STATED EXERCISE | Repeat each line of the material exactly.
BEGIN SOURCE MATERIAL
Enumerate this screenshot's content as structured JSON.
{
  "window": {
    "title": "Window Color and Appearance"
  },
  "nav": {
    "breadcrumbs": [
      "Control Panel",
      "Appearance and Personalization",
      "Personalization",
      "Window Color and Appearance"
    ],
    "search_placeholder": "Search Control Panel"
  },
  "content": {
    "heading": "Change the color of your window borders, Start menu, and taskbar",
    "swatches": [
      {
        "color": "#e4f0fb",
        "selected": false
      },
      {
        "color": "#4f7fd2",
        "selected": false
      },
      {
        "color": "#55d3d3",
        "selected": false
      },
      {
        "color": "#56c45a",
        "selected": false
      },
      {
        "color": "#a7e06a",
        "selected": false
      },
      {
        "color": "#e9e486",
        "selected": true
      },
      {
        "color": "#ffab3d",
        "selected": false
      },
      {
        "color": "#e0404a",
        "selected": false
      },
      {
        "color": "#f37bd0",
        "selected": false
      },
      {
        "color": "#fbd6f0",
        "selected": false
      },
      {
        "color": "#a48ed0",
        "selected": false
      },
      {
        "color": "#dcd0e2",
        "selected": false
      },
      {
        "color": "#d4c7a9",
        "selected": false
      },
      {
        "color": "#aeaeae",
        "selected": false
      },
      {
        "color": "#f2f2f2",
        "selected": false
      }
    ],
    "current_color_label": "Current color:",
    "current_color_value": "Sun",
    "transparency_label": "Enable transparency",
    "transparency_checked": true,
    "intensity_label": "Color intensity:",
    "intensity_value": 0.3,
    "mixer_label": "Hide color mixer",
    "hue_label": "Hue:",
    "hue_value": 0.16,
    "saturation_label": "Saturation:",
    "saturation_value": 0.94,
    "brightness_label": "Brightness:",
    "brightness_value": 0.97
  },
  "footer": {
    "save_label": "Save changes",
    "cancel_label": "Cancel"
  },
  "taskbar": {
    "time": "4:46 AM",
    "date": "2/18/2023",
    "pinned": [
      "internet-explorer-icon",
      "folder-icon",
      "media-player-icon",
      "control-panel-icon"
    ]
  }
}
END SOURCE MATERIAL
OUTPUT FOR THIS EXERCISE |
Enumerate this screenshot's content as structured JSON.
{
  "window": {
    "title": "Window Color and Appearance"
  },
  "nav": {
    "breadcrumbs": [
      "Control Panel",
      "Appearance and Personalization",
      "Personalization",
      "Window Color and Appearance"
    ],
    "search_placeholder": "Search Control Panel"
  },
  "content": {
    "heading": "Change the color of your window borders, Start menu, and taskbar",
    "swatches": [
      {
        "color": "#e4f0fb",
        "selected": false
      },
      {
        "color": "#4f7fd2",
        "selected": false
      },
      {
        "color": "#55d3d3",
        "selected": false
      },
      {
        "color": "#56c45a",
        "selected": false
      },
      {
        "color": "#a7e06a",
        "selected": false
      },
      {
        "color": "#e9e486",
        "selected": true
      },
      {
        "color": "#ffab3d",
        "selected": false
      },
      {
        "color": "#e0404a",
        "selected": false
      },
      {
        "color": "#f37bd0",
        "selected": false
      },
      {
        "color": "#fbd6f0",
        "selected": false
      },
      {
        "color": "#a48ed0",
        "selected": false
      },
      {
        "color": "#dcd0e2",
        "selected": false
      },
      {
        "color": "#d4c7a9",
        "selected": false
      },
      {
        "color": "#aeaeae",
        "selected": false
      },
      {
        "color": "#f2f2f2",
        "selected": false
      }
    ],
    "current_color_label": "Current color:",
    "current_color_value": "Sun",
    "transparency_label": "Enable transparency",
    "transparency_checked": true,
    "intensity_label": "Color intensity:",
    "intensity_value": 0.3,
    "mixer_label": "Hide color mixer",
    "hue_label": "Hue:",
    "hue_value": 0.16,
    "saturation_label": "Saturation:",
    "saturation_value": 0.94,
    "brightness_label": "Brightness:",
    "brightness_value": 0.97
  },
  "footer": {
    "save_label": "Save changes",
    "cancel_label": "Cancel"
  },
  "taskbar": {
    "time": "4:46 AM",
    "date": "2/18/2023",
    "pinned": [
      "internet-explorer-icon",
      "folder-icon",
      "media-player-icon",
      "control-panel-icon"
    ]
  }
}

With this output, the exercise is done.